# START OF Document

“Beauty is truth, truth beauty,” wrote the poet John Keats in his Ode on a Grecian Urn. And “beauty is in the eye of the beholder,” said a whole lot of other people, ever since ancient Greek times. The two statements have become axiomatic in Western culture, to the point of sounding almost biblical.

They also sound contradictory. How can beauty be subjective and objective at the same time? What is beauty, anyway?

Aesthetic philosophers have tried to define it. Ascetics have run scared from it. But for followers of Jesus, the appreciation of beauty is one of the most sacred – and delightful – pursuits that life in God’s world has to offer.

Not only is it a mark of humanity’s role as God’s image-bearers. For people of faith, it also speaks to our appreciation of God himself, of his created order, and of the Gospel of his Son.

# END OF Document

Prompt 1
Answer these about the passage on beauty:
(a) In which poem did John Keats write "Beauty is truth, truth beauty"?
(b) What does the passage say ascetics have done in response to beauty?
(c) For followers of Jesus, what does the passage call the appreciation of beauty?
Prompt 2
Carry the passage on beauty forward from its last sentence.

# START OF Given records

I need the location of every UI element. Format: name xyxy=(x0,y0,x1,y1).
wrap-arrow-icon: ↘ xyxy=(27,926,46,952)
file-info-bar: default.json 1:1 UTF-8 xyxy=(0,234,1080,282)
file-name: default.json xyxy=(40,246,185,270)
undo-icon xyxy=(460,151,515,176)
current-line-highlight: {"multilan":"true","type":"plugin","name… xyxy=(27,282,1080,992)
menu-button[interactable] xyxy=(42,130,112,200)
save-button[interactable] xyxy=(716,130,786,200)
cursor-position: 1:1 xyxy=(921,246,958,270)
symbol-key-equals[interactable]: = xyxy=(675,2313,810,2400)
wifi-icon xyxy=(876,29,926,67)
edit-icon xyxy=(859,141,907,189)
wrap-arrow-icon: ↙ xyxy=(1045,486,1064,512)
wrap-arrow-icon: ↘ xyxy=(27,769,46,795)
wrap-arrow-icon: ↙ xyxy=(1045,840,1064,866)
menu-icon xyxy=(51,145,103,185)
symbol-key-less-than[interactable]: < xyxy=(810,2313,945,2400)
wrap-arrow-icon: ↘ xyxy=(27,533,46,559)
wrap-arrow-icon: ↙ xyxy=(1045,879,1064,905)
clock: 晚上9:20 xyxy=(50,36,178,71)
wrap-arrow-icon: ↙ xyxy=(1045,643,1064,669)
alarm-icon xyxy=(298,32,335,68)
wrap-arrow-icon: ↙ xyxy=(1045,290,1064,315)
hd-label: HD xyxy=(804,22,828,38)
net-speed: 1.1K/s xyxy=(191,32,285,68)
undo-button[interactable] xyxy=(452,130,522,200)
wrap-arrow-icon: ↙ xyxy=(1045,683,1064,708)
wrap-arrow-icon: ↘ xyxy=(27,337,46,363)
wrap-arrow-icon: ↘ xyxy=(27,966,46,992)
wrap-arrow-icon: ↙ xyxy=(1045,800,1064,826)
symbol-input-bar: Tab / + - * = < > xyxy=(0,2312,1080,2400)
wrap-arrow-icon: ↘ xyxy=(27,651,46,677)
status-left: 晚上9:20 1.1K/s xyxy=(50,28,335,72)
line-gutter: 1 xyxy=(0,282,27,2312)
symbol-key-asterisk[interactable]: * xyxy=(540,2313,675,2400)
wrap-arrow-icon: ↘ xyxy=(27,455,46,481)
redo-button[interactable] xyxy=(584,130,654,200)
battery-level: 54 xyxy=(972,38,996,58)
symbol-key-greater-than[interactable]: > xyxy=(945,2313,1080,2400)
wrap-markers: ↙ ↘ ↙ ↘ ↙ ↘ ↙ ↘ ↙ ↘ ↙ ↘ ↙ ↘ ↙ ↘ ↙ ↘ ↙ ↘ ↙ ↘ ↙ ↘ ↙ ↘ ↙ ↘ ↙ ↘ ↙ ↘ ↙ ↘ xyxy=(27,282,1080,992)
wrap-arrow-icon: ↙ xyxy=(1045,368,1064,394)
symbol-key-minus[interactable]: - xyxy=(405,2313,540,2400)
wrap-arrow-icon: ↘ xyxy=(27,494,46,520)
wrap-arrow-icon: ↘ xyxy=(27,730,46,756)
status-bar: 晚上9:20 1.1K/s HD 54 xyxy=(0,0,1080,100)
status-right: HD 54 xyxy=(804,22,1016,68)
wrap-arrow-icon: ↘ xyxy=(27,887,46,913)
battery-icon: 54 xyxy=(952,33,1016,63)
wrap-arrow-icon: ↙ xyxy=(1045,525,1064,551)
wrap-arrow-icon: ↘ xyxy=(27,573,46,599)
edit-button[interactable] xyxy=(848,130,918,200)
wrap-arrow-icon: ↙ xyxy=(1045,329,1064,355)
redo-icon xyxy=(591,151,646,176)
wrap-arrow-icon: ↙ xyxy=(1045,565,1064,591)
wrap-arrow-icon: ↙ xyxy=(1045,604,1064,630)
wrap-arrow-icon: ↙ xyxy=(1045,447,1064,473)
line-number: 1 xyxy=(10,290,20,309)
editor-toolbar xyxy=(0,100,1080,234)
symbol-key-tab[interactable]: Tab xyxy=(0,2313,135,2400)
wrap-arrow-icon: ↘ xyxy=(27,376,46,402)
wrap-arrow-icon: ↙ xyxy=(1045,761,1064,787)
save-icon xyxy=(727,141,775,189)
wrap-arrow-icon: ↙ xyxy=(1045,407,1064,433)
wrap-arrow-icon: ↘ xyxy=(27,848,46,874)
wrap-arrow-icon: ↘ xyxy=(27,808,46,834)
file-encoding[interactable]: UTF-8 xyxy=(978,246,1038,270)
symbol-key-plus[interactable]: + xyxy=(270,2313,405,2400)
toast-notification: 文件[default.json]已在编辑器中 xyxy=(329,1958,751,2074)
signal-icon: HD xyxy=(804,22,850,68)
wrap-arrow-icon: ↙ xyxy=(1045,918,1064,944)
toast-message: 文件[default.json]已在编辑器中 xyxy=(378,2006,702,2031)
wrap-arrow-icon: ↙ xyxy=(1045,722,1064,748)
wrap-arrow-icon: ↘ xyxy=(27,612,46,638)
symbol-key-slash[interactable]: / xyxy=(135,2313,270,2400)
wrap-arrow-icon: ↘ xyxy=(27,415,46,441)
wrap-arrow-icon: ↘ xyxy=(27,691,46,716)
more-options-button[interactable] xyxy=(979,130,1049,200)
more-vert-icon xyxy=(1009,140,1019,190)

# END OF Given records

Expected output 1
(a) Ode on a Grecian Urn
(b) They have run scared from it.
(c) One of the most sacred – and delightful – pursuits that life in God's world has to offer

Expected output 2
A neglected attribute of God

One thing have I asked of the Lord, that will I seek after: that I may dwell in the house of the Lord all the days of my life, to gaze upon the beauty of the Lord and to inquire in his temple. (Psalm 27:4)

Ask a group of believers from a variety of backgrounds to name the first attribute of God that comes to mind. Chances are his holiness or his love would top the list, and rightly so. There would also be a smattering of votes for his goodness, wisdom, sovereignty, justice and mercy. But it’s just as likely that God’s beauty would be conspicuously absent from the list.

As God’s relational creatures, we naturally think of him in terms of his active and relational attributes. We focus on what he has done, and especially on what he has done for us. But on the surface, his beauty doesn’t appear to fit those criteria, and is thus easier to overlook. Thinking about God’s beauty can even make us uneasy. It seems too sensual, somehow.

And yet, the Scriptures are brimming with expressions of God’s beauty. David and the other psalmists speak of God as the ultimate object of aesthetic pleasure, to be seen, tasted and savoured. The tabernacle and its trappings, which were meant to picture God’s presence among his people, were designed for glory as well as for beauty. Throughout his Word and especially through his Son, God presents himself as a desirable bridegroom and husband, calling his people – his bride – to enjoy and delight in him.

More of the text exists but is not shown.